**DESCRIPTION OF THE TASK:** Copy exactly the lines from the one containing "Extract all readable text from this page." through the last line of the records below, including both, and leave out any pictures.

Data entries:
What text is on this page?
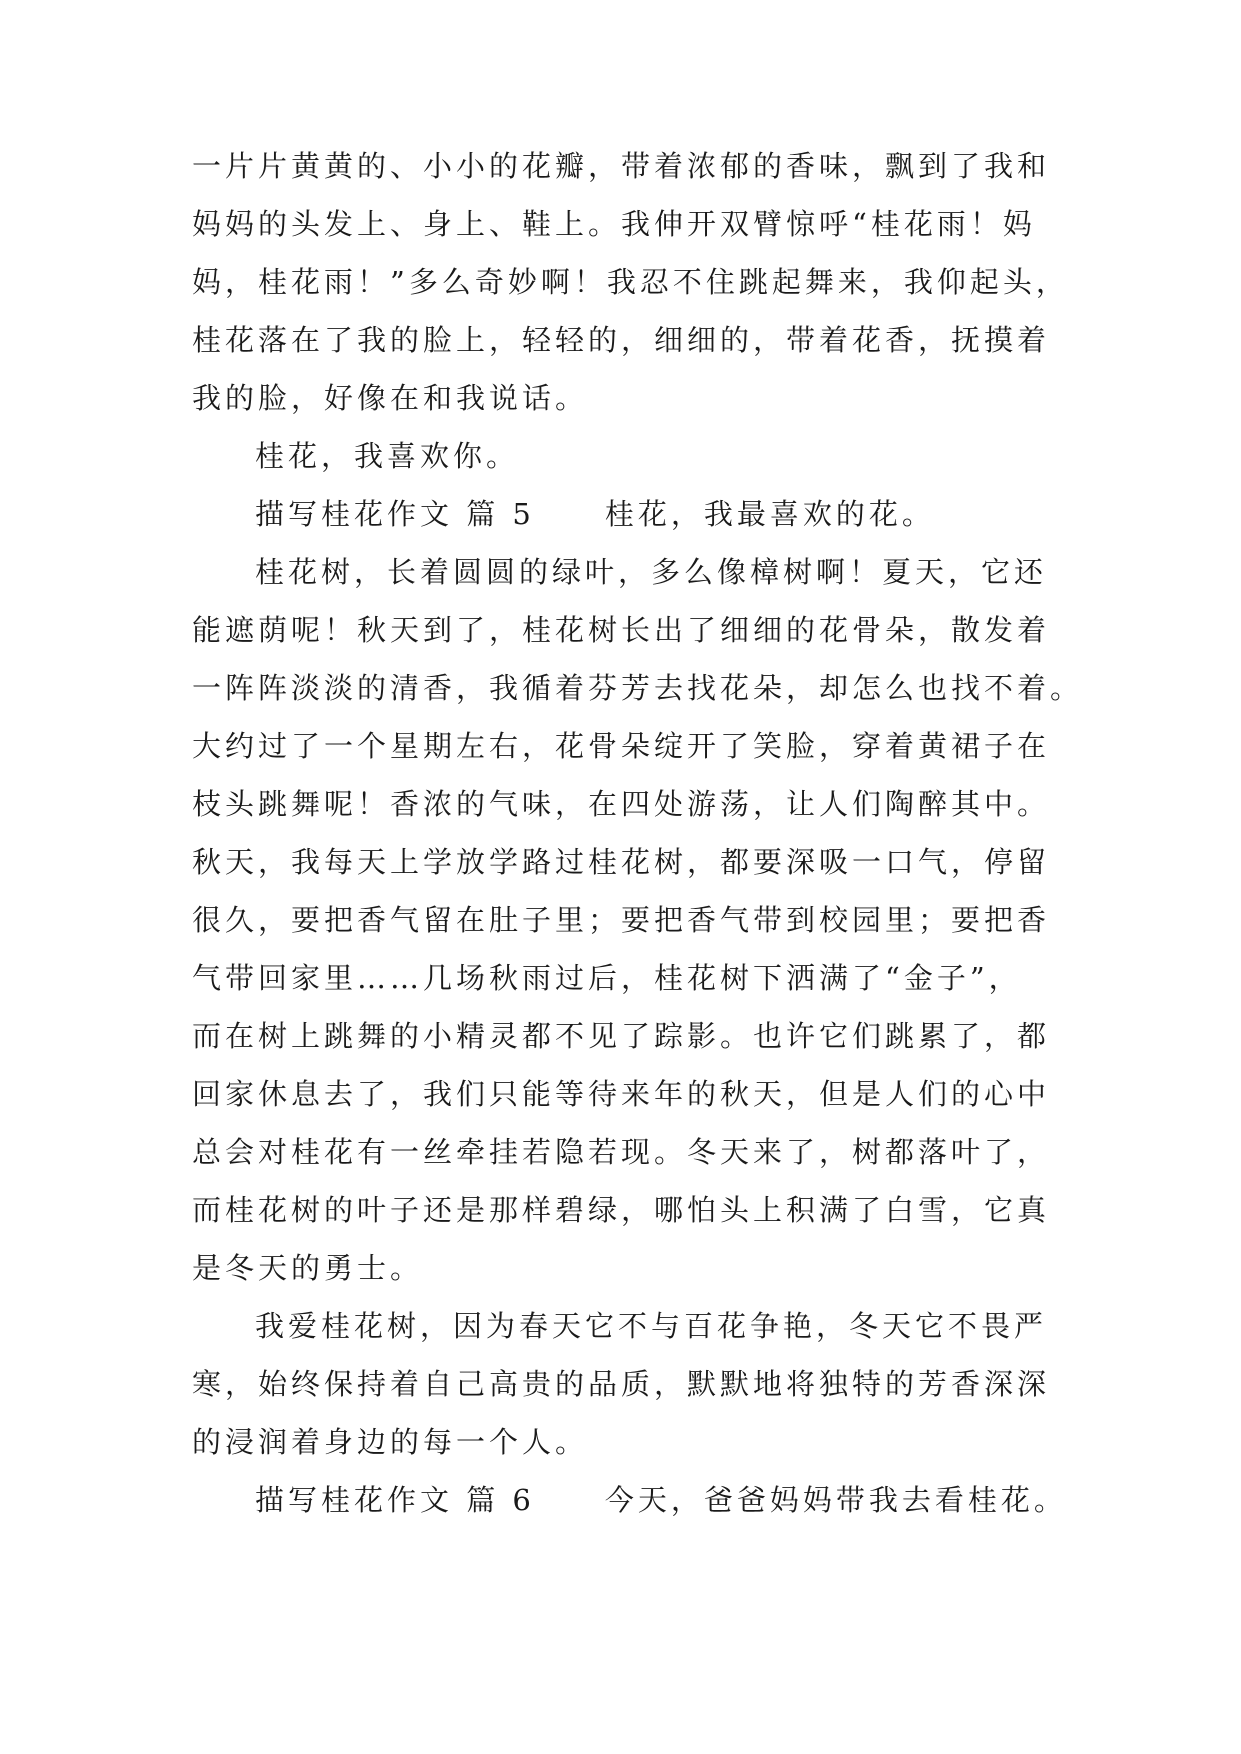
一片片黄黄的、小小的花瓣，带着浓郁的香味，飘到了我和
妈妈的头发上、身上、鞋上。我伸开双臂惊呼“桂花雨！妈
妈，桂花雨！”多么奇妙啊！我忍不住跳起舞来，我仰起头，
桂花落在了我的脸上，轻轻的，细细的，带着花香，抚摸着
我的脸，好像在和我说话。
桂花，我喜欢你。
描写桂花作文 篇 5 桂花，我最喜欢的花。
桂花树，长着圆圆的绿叶，多么像樟树啊！夏天，它还
能遮荫呢！秋天到了，桂花树长出了细细的花骨朵，散发着
一阵阵淡淡的清香，我循着芬芳去找花朵，却怎么也找不着。
大约过了一个星期左右，花骨朵绽开了笑脸，穿着黄裙子在
枝头跳舞呢！香浓的气味，在四处游荡，让人们陶醉其中。
秋天，我每天上学放学路过桂花树，都要深吸一口气，停留
很久，要把香气留在肚子里；要把香气带到校园里；要把香
气带回家里……几场秋雨过后，桂花树下洒满了“金子”，
而在树上跳舞的小精灵都不见了踪影。也许它们跳累了，都
回家休息去了，我们只能等待来年的秋天，但是人们的心中
总会对桂花有一丝牵挂若隐若现。冬天来了，树都落叶了，
而桂花树的叶子还是那样碧绿，哪怕头上积满了白雪，它真
是冬天的勇士。
我爱桂花树，因为春天它不与百花争艳，冬天它不畏严
寒，始终保持着自己高贵的品质，默默地将独特的芳香深深
的浸润着身边的每一个人。
描写桂花作文 篇 6 今天，爸爸妈妈带我去看桂花。
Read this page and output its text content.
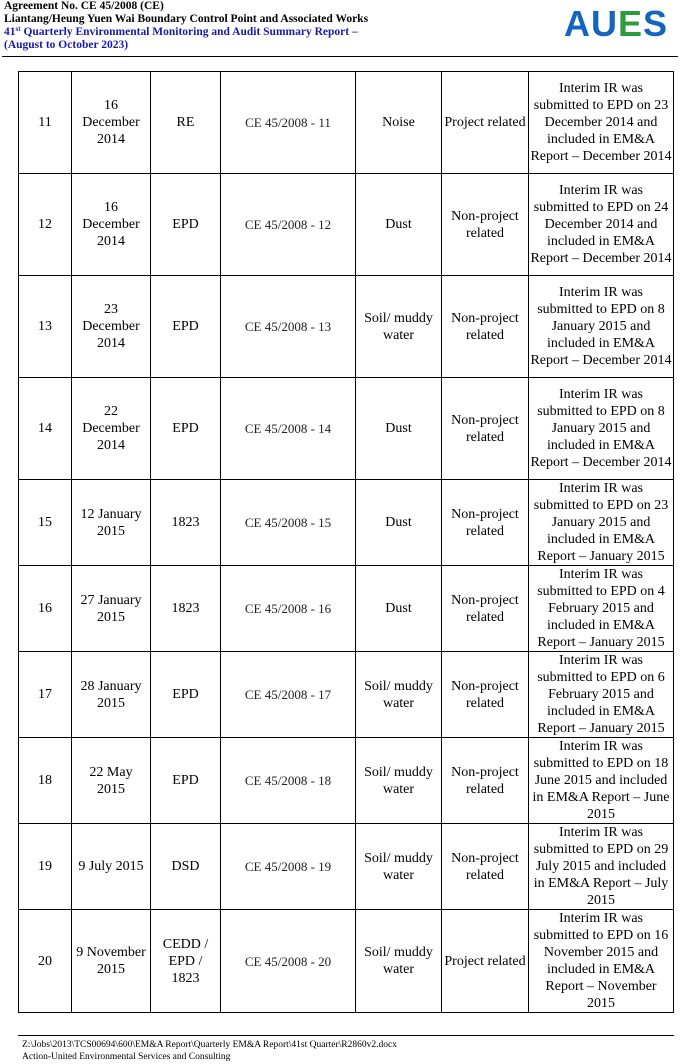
Agreement No. CE 45/2008 (CE)
Liantang/Heung Yuen Wai Boundary Control Point and Associated Works
41st Quarterly Environmental Monitoring and Audit Summary Report –
(August to October 2023)
AUES
11	16 December 2014	RE	CE 45/2008 - 11	Noise	Project related	Interim IR was submitted to EPD on 23 December 2014 and included in EM&A Report – December 2014
12	16 December 2014	EPD	CE 45/2008 - 12	Dust	Non-project related	Interim IR was submitted to EPD on 24 December 2014 and included in EM&A Report – December 2014
13	23 December 2014	EPD	CE 45/2008 - 13	Soil/ muddy water	Non-project related	Interim IR was submitted to EPD on 8 January 2015 and included in EM&A Report – December 2014
14	22 December 2014	EPD	CE 45/2008 - 14	Dust	Non-project related	Interim IR was submitted to EPD on 8 January 2015 and included in EM&A Report – December 2014
15	12 January 2015	1823	CE 45/2008 - 15	Dust	Non-project related	Interim IR was submitted to EPD on 23 January 2015 and included in EM&A Report – January 2015
16	27 January 2015	1823	CE 45/2008 - 16	Dust	Non-project related	Interim IR was submitted to EPD on 4 February 2015 and included in EM&A Report – January 2015
17	28 January 2015	EPD	CE 45/2008 - 17	Soil/ muddy water	Non-project related	Interim IR was submitted to EPD on 6 February 2015 and included in EM&A Report – January 2015
18	22 May 2015	EPD	CE 45/2008 - 18	Soil/ muddy water	Non-project related	Interim IR was submitted to EPD on 18 June 2015 and included in EM&A Report – June 2015
19	9 July 2015	DSD	CE 45/2008 - 19	Soil/ muddy water	Non-project related	Interim IR was submitted to EPD on 29 July 2015 and included in EM&A Report – July 2015
20	9 November 2015	CEDD / EPD / 1823	CE 45/2008 - 20	Soil/ muddy water	Project related	Interim IR was submitted to EPD on 16 November 2015 and included in EM&A Report – November 2015
Z:\Jobs\2013\TCS00694\600\EM&A Report\Quarterly EM&A Report\41st Quarter\R2860v2.docx
Action-United Environmental Services and Consulting
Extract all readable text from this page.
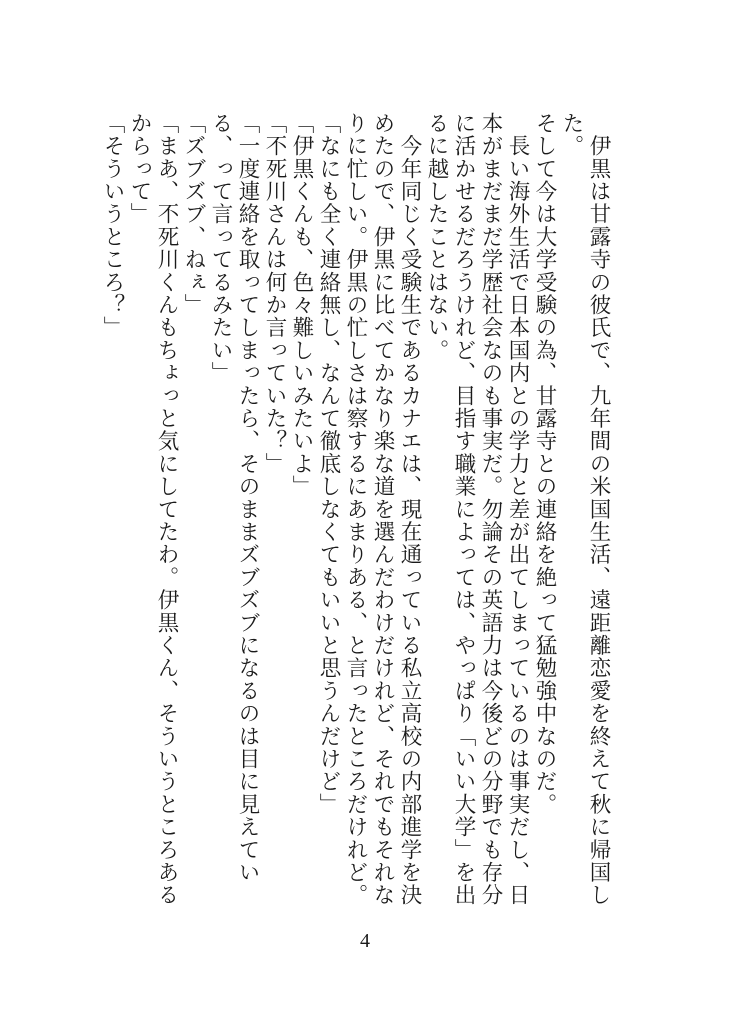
　伊黒は甘露寺の彼氏で、九年間の米国生活、遠距離恋愛を終えて秋に帰国した。

そして今は大学受験の為、甘露寺との連絡を絶って猛勉強中なのだ。

　長い海外生活で日本国内との学力と差が出てしまっているのは事実だし、日本がまだまだ学歴社会なのも事実だ。勿論その英語力は今後どの分野でも存分に活かせるだろうけれど、目指す職業によっては、やっぱり「いい大学」を出るに越したことはない。

　今年同じく受験生であるカナエは、現在通っている私立高校の内部進学を決めたので、伊黒に比べてかなり楽な道を選んだわけだけれど、それでもそれなりに忙しい。伊黒の忙しさは察するにあまりある、と言ったところだけれど。

「なにも全く連絡無し、なんて徹底しなくてもいいと思うんだけど」

「伊黒くんも、色々難しいみたいよ」

「不死川さんは何か言っていた？」

「一度連絡を取ってしまったら、そのままズブズブになるのは目に見えている、って言ってるみたい」

「ズブズブ、ねぇ」

「まあ、不死川くんもちょっと気にしてたわ。伊黒くん、そういうところあるからって」

「そういうところ？」

4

**CORRECT ANSWER:**
Extract all readable text from this page.
　伊黒は甘露寺の彼氏で、九年間の米国生活、遠距離恋愛を終えて秋に帰国した。

そして今は大学受験の為、甘露寺との連絡を絶って猛勉強中なのだ。

　長い海外生活で日本国内との学力と差が出てしまっているのは事実だし、日本がまだまだ学歴社会なのも事実だ。勿論その英語力は今後どの分野でも存分に活かせるだろうけれど、目指す職業によっては、やっぱり「いい大学」を出るに越したことはない。

　今年同じく受験生であるカナエは、現在通っている私立高校の内部進学を決めたので、伊黒に比べてかなり楽な道を選んだわけだけれど、それでもそれなりに忙しい。伊黒の忙しさは察するにあまりある、と言ったところだけれど。

「なにも全く連絡無し、なんて徹底しなくてもいいと思うんだけど」

「伊黒くんも、色々難しいみたいよ」

「不死川さんは何か言っていた？」

「一度連絡を取ってしまったら、そのままズブズブになるのは目に見えている、って言ってるみたい」

「ズブズブ、ねぇ」

「まあ、不死川くんもちょっと気にしてたわ。伊黒くん、そういうところあるからって」

「そういうところ？」

4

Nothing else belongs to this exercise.